--- TASK OBJECTIVE ---
Gather each line containing the string "color" from these entries.

START INPUT ROWS

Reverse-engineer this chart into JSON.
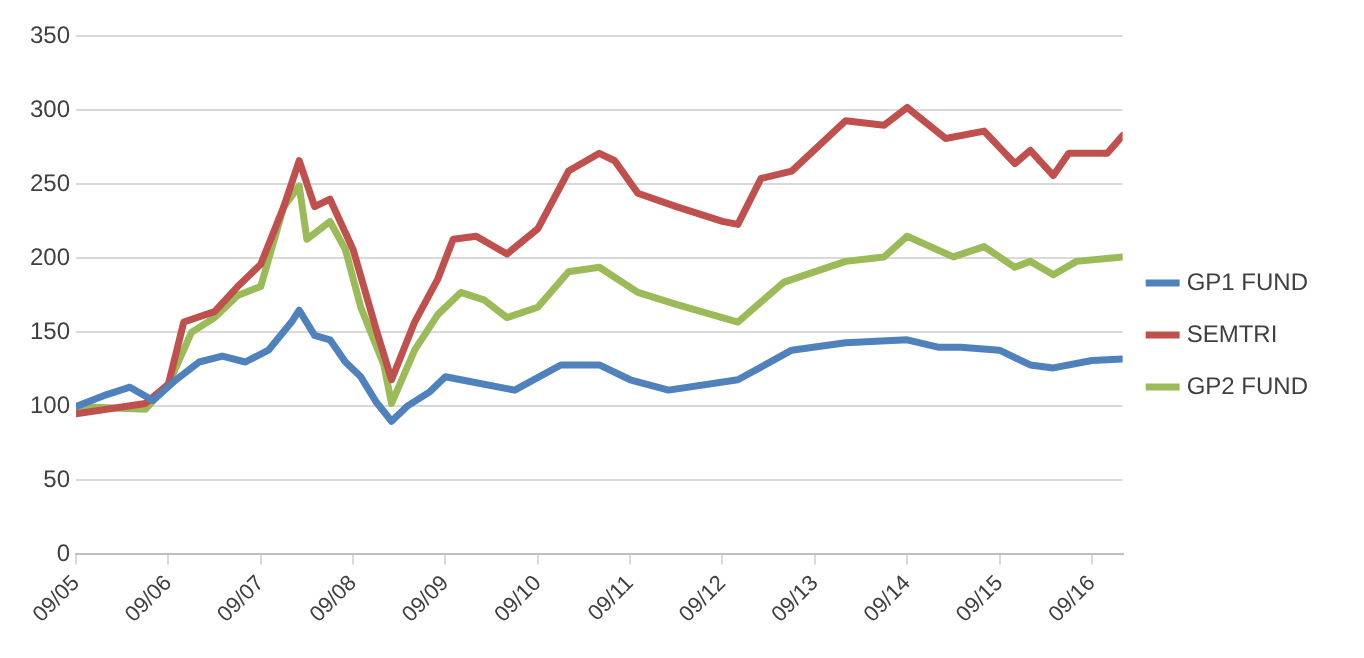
{
  "chart_data": {
    "type": "line",
    "xlim": [
      "2005-09",
      "2017-01"
    ],
    "ylim": [
      0,
      350
    ],
    "yticks": [
      0,
      50,
      100,
      150,
      200,
      250,
      300,
      350
    ],
    "xticks": [
      {
        "value": "2005-09",
        "label": "09/05"
      },
      {
        "value": "2006-09",
        "label": "09/06"
      },
      {
        "value": "2007-09",
        "label": "09/07"
      },
      {
        "value": "2008-09",
        "label": "09/08"
      },
      {
        "value": "2009-09",
        "label": "09/09"
      },
      {
        "value": "2010-09",
        "label": "09/10"
      },
      {
        "value": "2011-09",
        "label": "09/11"
      },
      {
        "value": "2012-09",
        "label": "09/12"
      },
      {
        "value": "2013-09",
        "label": "09/13"
      },
      {
        "value": "2014-09",
        "label": "09/14"
      },
      {
        "value": "2015-09",
        "label": "09/15"
      },
      {
        "value": "2016-09",
        "label": "09/16"
      }
    ],
    "grid": "y",
    "legend": "right",
    "marker": "none",
    "line_style": "solid",
    "series": [
      {
        "name": "GP1 FUND",
        "color": "#4f81bd",
        "x": [
          "2005-09",
          "2006-01",
          "2006-04",
          "2006-07",
          "2006-10",
          "2007-01",
          "2007-04",
          "2007-07",
          "2007-10",
          "2008-01",
          "2008-02",
          "2008-04",
          "2008-06",
          "2008-08",
          "2008-10",
          "2008-12",
          "2009-02",
          "2009-04",
          "2009-07",
          "2009-09",
          "2009-11",
          "2010-06",
          "2010-12",
          "2011-05",
          "2011-09",
          "2012-02",
          "2012-11",
          "2013-06",
          "2014-01",
          "2014-09",
          "2015-01",
          "2015-04",
          "2015-09",
          "2016-01",
          "2016-04",
          "2016-09",
          "2017-01"
        ],
        "values": [
          100,
          108,
          113,
          104,
          118,
          130,
          134,
          130,
          138,
          157,
          165,
          148,
          145,
          130,
          120,
          103,
          90,
          100,
          110,
          120,
          118,
          111,
          128,
          128,
          118,
          111,
          118,
          138,
          143,
          145,
          140,
          140,
          138,
          128,
          126,
          131,
          132
        ]
      },
      {
        "name": "SEMTRI",
        "color": "#c0504d",
        "x": [
          "2005-09",
          "2006-06",
          "2006-09",
          "2006-11",
          "2007-03",
          "2007-06",
          "2007-09",
          "2007-12",
          "2008-02",
          "2008-04",
          "2008-06",
          "2008-09",
          "2008-12",
          "2009-02",
          "2009-05",
          "2009-08",
          "2009-10",
          "2010-01",
          "2010-05",
          "2010-09",
          "2011-01",
          "2011-05",
          "2011-07",
          "2011-10",
          "2012-03",
          "2012-09",
          "2012-11",
          "2013-02",
          "2013-06",
          "2014-01",
          "2014-06",
          "2014-09",
          "2015-02",
          "2015-07",
          "2015-11",
          "2016-01",
          "2016-04",
          "2016-06",
          "2016-11",
          "2017-01"
        ],
        "values": [
          95,
          102,
          115,
          157,
          164,
          181,
          196,
          235,
          266,
          235,
          240,
          206,
          152,
          118,
          157,
          186,
          213,
          215,
          203,
          220,
          259,
          271,
          266,
          244,
          235,
          225,
          223,
          254,
          259,
          293,
          290,
          302,
          281,
          286,
          264,
          273,
          256,
          271,
          271,
          283
        ]
      },
      {
        "name": "GP2 FUND",
        "color": "#9bbb59",
        "x": [
          "2005-09",
          "2006-06",
          "2006-09",
          "2006-12",
          "2007-03",
          "2007-06",
          "2007-09",
          "2007-12",
          "2008-02",
          "2008-03",
          "2008-06",
          "2008-08",
          "2008-10",
          "2009-01",
          "2009-02",
          "2009-05",
          "2009-08",
          "2009-11",
          "2010-02",
          "2010-05",
          "2010-09",
          "2011-01",
          "2011-05",
          "2011-10",
          "2012-03",
          "2012-11",
          "2013-05",
          "2014-01",
          "2014-06",
          "2014-09",
          "2015-03",
          "2015-07",
          "2015-11",
          "2016-01",
          "2016-04",
          "2016-07",
          "2017-01"
        ],
        "values": [
          100,
          98,
          115,
          150,
          160,
          175,
          181,
          235,
          249,
          213,
          225,
          206,
          167,
          128,
          102,
          138,
          162,
          177,
          172,
          160,
          167,
          191,
          194,
          177,
          169,
          157,
          184,
          198,
          201,
          215,
          201,
          208,
          194,
          198,
          189,
          198,
          201
        ]
      }
    ]
  }
}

END INPUT ROWS

--- OUTPUT FOR THIS EXERCISE ---
        "color": "#4f81bd",
        "color": "#c0504d",
        "color": "#9bbb59",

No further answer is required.